Listed records:
*****
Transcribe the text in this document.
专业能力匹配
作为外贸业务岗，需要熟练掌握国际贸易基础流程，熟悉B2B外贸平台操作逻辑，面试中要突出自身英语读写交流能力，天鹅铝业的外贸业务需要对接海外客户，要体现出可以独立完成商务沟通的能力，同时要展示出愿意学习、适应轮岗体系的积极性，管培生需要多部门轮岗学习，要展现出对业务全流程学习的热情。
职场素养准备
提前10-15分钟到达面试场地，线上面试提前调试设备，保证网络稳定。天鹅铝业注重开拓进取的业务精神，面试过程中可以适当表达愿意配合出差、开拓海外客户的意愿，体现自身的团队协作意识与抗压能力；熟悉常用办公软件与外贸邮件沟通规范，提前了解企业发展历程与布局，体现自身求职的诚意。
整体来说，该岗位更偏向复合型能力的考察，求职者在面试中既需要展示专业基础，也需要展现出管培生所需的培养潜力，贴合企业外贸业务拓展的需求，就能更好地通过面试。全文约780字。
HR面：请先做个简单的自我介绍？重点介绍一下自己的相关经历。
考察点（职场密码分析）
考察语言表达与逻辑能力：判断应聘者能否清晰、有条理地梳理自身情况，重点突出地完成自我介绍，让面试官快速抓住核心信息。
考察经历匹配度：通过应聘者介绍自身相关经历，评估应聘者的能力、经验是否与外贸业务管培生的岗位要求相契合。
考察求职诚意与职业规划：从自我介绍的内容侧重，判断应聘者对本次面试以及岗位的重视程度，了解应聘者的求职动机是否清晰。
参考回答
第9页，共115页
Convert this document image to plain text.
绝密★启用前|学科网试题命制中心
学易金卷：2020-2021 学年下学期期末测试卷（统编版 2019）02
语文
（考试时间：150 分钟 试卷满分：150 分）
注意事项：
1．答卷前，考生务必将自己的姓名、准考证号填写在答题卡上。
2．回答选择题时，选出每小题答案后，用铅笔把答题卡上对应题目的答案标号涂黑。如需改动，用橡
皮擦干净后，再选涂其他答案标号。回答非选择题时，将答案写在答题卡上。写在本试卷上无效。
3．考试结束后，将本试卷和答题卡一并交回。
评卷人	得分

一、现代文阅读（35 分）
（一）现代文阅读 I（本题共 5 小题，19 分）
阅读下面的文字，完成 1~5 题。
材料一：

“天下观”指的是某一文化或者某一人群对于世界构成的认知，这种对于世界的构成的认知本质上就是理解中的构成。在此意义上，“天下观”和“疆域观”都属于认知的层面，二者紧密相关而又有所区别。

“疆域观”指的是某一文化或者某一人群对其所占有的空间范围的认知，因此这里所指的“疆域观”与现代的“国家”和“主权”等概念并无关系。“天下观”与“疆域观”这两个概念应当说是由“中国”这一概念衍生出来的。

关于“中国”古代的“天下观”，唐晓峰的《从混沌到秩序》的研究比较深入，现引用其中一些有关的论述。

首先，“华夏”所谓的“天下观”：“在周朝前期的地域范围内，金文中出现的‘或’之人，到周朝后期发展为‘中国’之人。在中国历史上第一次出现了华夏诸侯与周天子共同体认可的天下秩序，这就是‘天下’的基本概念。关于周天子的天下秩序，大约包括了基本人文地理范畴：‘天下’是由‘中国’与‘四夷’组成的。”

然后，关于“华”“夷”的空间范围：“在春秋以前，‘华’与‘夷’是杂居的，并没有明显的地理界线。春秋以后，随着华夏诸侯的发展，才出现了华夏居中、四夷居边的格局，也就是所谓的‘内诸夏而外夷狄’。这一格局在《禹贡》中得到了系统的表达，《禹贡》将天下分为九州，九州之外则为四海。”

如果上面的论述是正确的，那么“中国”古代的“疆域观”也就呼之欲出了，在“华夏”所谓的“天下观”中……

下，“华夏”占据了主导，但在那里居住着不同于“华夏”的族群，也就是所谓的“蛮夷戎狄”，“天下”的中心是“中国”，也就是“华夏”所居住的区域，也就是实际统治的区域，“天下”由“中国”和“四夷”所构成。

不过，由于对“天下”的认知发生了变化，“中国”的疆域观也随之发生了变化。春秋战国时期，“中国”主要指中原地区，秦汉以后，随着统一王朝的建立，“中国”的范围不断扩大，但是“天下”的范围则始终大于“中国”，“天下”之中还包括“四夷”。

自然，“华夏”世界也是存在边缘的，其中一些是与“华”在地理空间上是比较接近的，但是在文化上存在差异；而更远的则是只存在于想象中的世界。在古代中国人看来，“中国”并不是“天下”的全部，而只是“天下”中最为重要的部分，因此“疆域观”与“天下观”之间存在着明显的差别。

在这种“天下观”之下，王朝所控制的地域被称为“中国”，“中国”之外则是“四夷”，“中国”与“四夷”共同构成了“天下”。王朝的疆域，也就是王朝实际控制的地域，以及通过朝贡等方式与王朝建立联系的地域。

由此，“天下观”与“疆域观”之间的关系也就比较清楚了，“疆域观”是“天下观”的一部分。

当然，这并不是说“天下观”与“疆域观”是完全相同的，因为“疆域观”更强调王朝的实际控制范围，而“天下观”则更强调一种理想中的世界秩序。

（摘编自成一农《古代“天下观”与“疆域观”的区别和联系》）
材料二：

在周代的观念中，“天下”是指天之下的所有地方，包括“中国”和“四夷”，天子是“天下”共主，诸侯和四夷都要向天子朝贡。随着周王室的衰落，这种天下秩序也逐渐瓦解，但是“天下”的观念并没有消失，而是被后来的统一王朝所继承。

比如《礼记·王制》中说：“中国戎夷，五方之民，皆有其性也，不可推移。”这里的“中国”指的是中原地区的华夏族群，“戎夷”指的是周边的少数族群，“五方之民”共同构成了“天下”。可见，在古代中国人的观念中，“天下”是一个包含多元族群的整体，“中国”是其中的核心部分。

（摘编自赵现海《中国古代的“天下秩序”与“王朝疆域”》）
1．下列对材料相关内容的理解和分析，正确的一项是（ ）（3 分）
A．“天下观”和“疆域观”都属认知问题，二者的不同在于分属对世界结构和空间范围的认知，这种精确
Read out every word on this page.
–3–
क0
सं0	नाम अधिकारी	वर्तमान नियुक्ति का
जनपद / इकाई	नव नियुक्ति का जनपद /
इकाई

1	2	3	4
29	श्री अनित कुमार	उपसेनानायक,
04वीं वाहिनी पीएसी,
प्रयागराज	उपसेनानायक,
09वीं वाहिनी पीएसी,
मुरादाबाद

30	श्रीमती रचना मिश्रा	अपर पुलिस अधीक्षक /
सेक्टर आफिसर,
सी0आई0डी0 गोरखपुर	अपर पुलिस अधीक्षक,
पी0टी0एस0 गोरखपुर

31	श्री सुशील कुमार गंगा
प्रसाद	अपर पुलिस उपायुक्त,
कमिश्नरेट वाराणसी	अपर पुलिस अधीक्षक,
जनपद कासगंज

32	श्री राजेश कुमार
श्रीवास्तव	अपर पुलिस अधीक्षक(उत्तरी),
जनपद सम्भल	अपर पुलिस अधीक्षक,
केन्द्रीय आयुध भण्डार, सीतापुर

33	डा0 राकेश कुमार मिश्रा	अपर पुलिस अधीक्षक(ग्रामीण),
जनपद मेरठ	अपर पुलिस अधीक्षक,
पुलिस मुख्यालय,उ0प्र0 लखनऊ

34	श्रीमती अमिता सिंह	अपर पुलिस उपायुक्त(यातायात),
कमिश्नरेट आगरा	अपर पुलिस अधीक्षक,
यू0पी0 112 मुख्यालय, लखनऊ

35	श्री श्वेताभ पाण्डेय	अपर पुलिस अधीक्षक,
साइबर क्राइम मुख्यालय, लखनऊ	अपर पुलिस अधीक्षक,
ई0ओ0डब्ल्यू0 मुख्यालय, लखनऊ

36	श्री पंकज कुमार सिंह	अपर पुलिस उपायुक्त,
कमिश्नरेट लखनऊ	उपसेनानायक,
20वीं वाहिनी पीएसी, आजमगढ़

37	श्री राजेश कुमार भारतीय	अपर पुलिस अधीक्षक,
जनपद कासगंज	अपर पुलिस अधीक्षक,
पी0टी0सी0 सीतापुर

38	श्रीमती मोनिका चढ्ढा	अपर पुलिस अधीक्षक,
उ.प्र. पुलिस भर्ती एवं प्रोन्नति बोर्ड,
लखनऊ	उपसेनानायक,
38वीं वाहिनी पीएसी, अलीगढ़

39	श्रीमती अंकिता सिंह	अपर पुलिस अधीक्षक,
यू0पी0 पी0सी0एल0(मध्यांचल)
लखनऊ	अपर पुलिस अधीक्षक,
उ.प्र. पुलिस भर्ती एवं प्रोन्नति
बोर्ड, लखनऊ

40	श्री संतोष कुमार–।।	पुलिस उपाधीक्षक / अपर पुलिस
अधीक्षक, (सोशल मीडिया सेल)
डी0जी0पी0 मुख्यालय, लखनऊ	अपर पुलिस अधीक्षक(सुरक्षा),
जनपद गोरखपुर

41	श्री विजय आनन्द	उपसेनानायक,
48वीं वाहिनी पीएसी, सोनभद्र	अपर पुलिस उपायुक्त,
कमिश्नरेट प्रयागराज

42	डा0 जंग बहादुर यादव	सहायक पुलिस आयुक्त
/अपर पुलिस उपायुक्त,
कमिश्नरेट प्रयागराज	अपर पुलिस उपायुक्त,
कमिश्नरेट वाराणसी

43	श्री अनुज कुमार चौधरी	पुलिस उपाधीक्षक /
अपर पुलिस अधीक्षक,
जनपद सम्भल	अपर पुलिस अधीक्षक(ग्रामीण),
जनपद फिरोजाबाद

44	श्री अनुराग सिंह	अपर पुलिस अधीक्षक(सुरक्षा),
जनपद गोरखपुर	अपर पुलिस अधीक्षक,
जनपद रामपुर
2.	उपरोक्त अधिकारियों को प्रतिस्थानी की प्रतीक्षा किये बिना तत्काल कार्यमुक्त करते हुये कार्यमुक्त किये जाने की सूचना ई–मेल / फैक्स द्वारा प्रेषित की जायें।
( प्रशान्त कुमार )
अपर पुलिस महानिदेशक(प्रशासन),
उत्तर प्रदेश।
*****
Task goal: Select and copy every line of the listing with the word "共同构成了".

The result:
在这种“天下观”之下，王朝所控制的地域被称为“中国”，“中国”之外则是“四夷”，“中国”与“四夷”共同构成了“天下”。王朝的疆域，也就是王朝实际控制的地域，以及通过朝贡等方式与王朝建立联系的地域。
比如《礼记·王制》中说：“中国戎夷，五方之民，皆有其性也，不可推移。”这里的“中国”指的是中原地区的华夏族群，“戎夷”指的是周边的少数族群，“五方之民”共同构成了“天下”。可见，在古代中国人的观念中，“天下”是一个包含多元族群的整体，“中国”是其中的核心部分。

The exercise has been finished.